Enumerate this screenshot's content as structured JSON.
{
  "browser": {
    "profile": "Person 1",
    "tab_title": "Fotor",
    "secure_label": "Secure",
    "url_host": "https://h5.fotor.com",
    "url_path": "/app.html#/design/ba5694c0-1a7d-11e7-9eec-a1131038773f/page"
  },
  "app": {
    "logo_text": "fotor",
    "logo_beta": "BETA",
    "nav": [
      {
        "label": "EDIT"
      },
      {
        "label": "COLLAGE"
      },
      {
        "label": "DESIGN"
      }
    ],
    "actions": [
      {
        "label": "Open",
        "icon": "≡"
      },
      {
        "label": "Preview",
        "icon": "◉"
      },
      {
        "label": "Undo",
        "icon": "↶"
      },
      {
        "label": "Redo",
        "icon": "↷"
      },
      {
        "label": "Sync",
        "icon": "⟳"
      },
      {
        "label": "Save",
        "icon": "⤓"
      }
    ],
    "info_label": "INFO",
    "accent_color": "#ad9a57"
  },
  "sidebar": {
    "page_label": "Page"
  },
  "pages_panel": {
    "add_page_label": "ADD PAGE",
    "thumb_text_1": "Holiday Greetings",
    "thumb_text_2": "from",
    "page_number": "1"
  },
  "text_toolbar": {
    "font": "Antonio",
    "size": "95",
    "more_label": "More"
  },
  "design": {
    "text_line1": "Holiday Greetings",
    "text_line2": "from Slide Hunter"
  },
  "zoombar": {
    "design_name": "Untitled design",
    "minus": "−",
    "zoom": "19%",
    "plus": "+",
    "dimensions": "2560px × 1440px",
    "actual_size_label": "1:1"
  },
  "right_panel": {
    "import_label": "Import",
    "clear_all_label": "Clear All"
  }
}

_ _ _ _

Aim
Say how many lines in the records above hold "from", and give no other text.

Solution to this exercise
2